_SET EXERCISE_: In the data below, locate each line with the word "Trip" and list it.

_ENTRIES PROVIDED_:
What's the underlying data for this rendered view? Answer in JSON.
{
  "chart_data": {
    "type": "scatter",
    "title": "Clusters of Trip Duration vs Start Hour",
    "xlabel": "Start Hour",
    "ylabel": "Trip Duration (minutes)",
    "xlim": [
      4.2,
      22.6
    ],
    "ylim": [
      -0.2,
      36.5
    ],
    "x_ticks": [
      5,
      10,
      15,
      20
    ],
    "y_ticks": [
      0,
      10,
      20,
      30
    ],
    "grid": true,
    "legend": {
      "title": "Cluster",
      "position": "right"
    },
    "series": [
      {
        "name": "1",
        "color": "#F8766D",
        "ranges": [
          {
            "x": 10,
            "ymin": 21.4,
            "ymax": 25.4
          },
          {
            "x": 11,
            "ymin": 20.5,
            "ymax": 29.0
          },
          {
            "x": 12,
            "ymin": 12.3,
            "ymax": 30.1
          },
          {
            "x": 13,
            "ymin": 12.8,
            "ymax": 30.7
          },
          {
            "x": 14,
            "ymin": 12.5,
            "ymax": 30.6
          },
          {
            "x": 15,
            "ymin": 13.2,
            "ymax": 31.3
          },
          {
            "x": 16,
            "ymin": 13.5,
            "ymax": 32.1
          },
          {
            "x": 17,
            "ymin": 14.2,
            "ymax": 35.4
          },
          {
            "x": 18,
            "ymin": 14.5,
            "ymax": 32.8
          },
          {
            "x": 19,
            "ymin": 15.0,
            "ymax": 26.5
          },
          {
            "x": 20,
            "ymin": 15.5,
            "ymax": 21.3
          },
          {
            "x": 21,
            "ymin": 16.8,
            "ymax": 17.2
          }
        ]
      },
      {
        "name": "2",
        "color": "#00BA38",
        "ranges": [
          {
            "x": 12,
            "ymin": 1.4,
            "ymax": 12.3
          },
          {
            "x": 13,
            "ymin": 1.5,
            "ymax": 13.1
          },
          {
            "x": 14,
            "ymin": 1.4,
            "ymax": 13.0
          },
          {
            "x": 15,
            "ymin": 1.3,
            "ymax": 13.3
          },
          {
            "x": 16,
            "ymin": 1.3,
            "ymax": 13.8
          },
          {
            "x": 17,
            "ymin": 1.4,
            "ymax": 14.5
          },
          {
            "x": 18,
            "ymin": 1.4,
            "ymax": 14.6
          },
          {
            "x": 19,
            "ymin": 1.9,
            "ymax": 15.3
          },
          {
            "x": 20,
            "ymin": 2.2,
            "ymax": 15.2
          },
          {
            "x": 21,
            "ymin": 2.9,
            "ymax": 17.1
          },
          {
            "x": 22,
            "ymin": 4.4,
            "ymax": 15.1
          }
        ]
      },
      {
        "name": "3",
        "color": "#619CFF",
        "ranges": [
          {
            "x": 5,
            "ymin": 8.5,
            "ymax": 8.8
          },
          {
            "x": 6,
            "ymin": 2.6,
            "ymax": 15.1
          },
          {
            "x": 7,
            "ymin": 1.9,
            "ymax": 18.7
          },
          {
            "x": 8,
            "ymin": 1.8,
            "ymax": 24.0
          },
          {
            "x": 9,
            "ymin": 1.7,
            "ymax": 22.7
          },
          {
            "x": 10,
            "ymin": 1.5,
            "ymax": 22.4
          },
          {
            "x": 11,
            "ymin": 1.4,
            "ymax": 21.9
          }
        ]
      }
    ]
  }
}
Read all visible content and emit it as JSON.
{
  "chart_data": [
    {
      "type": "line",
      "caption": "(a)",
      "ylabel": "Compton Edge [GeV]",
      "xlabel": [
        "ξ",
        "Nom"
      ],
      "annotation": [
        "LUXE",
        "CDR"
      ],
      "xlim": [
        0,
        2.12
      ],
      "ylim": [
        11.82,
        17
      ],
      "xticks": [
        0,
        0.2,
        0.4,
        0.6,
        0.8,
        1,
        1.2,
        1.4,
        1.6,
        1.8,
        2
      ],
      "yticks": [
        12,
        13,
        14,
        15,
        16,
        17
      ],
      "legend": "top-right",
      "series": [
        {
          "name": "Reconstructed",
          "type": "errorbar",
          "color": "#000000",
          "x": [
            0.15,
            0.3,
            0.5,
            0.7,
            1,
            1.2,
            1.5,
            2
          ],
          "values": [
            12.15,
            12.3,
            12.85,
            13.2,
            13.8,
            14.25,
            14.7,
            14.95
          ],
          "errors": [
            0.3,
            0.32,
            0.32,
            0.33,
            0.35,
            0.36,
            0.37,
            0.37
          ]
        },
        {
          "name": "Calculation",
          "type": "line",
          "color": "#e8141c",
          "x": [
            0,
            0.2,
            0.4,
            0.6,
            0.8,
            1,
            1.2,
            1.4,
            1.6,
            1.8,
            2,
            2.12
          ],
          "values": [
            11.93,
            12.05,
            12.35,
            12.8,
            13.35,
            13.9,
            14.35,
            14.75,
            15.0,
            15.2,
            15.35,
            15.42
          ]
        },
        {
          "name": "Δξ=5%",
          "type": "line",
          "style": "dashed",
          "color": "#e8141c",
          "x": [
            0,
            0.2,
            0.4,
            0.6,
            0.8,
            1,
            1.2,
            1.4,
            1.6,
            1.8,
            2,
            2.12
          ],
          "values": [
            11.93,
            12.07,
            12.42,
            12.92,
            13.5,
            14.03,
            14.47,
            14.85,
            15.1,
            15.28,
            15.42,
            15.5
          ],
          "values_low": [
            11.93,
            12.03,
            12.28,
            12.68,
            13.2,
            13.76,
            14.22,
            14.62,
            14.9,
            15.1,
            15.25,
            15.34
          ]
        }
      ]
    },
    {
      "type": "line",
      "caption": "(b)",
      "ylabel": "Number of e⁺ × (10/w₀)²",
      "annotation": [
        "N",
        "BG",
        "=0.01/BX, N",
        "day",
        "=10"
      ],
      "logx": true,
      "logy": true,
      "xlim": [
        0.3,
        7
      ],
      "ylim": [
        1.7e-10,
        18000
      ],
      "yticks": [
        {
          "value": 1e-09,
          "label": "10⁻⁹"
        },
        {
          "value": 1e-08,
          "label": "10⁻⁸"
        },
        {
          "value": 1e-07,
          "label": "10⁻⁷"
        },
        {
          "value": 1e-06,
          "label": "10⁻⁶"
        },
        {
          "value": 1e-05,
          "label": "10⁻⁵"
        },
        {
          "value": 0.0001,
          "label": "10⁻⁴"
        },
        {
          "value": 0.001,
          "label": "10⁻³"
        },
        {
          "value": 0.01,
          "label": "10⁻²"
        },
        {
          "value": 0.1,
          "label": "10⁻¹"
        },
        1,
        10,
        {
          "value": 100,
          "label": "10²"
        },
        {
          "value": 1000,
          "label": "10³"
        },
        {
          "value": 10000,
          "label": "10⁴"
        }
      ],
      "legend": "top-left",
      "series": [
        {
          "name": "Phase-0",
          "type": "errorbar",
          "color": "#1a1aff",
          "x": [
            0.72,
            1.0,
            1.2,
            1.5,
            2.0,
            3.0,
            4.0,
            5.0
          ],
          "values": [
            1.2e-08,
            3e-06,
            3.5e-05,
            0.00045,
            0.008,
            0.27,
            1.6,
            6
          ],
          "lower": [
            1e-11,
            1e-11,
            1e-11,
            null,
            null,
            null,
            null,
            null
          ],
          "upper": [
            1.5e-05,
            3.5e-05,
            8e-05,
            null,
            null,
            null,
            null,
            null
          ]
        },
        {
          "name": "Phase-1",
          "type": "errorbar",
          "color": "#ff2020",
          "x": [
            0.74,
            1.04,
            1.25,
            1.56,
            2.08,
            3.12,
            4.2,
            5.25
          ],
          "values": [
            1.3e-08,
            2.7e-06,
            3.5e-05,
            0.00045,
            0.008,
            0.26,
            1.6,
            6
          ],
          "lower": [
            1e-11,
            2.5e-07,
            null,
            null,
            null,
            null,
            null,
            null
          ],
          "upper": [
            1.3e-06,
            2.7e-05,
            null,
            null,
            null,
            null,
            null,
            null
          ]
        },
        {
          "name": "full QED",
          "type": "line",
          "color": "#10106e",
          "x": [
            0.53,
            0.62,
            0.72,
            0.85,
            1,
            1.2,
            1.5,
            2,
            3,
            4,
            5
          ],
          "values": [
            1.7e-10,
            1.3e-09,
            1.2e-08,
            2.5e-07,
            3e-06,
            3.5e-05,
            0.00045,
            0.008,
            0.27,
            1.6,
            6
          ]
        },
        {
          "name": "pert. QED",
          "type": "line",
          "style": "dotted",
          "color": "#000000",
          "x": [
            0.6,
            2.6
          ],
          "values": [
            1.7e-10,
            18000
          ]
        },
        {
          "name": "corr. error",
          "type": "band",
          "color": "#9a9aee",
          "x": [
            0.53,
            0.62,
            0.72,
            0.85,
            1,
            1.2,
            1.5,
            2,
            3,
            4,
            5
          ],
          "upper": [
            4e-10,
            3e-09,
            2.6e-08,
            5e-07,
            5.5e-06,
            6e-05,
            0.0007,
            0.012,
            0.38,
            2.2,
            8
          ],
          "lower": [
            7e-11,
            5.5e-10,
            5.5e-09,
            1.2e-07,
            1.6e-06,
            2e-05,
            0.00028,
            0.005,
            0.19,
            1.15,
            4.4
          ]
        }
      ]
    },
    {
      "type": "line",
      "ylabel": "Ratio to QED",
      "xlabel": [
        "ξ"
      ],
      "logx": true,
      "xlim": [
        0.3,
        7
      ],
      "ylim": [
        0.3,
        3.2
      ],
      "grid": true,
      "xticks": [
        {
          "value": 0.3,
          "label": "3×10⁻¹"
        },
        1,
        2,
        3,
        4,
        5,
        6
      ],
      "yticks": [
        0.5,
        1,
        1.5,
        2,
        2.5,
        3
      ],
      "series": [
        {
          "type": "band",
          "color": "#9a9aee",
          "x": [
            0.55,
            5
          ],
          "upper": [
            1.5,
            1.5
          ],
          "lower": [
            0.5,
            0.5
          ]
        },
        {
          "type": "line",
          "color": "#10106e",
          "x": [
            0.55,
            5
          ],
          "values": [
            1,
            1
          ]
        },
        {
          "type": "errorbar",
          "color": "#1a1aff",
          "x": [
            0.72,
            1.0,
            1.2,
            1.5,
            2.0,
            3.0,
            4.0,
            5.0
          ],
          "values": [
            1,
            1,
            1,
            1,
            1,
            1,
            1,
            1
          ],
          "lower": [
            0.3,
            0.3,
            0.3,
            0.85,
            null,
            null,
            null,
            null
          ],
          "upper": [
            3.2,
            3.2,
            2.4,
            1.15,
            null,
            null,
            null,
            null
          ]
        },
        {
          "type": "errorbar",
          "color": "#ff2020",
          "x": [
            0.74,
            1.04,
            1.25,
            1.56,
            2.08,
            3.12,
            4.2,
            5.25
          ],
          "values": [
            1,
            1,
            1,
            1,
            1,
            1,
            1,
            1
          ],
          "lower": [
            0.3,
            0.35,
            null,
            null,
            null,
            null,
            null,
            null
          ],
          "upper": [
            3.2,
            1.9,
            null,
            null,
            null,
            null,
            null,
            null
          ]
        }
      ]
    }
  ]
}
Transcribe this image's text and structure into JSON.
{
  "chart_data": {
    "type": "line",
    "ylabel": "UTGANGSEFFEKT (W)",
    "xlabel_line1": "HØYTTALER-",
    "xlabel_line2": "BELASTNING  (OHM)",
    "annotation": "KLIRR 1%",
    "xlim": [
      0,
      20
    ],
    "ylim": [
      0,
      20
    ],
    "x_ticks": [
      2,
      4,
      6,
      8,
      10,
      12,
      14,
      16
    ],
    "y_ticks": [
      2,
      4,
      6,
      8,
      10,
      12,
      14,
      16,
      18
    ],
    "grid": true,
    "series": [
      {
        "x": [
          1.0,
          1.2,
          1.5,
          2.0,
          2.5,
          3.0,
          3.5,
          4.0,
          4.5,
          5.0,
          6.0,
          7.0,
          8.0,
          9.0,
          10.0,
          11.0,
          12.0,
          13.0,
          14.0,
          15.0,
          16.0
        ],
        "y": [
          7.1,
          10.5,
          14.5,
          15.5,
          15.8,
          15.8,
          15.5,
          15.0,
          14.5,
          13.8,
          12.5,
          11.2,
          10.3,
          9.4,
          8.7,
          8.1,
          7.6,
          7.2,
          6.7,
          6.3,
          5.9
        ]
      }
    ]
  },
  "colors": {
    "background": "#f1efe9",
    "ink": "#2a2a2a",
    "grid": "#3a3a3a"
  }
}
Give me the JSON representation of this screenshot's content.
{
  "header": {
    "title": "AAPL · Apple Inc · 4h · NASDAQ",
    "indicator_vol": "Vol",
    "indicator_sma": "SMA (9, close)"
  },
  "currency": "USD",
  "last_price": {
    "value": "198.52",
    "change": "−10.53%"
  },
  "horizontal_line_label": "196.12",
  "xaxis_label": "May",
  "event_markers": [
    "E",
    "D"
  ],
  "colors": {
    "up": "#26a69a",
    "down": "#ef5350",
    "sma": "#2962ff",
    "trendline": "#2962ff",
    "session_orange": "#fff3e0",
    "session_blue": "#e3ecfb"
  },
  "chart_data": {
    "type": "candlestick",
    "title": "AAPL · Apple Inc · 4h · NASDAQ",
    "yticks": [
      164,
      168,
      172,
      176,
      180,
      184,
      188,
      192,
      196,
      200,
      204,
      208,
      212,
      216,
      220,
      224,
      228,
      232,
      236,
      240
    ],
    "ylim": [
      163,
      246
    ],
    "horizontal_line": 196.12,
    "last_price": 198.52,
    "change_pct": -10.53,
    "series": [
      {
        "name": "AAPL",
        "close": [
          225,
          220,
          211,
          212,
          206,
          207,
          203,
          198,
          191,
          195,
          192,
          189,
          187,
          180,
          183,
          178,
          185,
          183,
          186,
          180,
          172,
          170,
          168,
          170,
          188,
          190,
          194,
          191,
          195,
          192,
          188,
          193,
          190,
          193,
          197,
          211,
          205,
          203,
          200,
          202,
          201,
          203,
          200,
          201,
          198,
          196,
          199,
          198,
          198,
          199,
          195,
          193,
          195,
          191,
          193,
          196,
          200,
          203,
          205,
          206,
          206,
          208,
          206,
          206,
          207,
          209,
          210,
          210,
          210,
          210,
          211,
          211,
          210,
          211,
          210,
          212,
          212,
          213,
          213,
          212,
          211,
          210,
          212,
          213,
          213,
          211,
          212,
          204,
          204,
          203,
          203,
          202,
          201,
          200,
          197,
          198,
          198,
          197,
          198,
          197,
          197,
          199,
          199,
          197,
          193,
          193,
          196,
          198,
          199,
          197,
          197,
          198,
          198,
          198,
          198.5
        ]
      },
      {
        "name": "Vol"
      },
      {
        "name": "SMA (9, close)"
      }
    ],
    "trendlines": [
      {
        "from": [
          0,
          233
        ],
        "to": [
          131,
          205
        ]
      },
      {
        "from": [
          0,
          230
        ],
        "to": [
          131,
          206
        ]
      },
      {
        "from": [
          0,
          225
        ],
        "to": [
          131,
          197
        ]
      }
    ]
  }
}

_OUTPUT BELOW_:
    "title": "Clusters of Trip Duration vs Start Hour",
    "ylabel": "Trip Duration (minutes)",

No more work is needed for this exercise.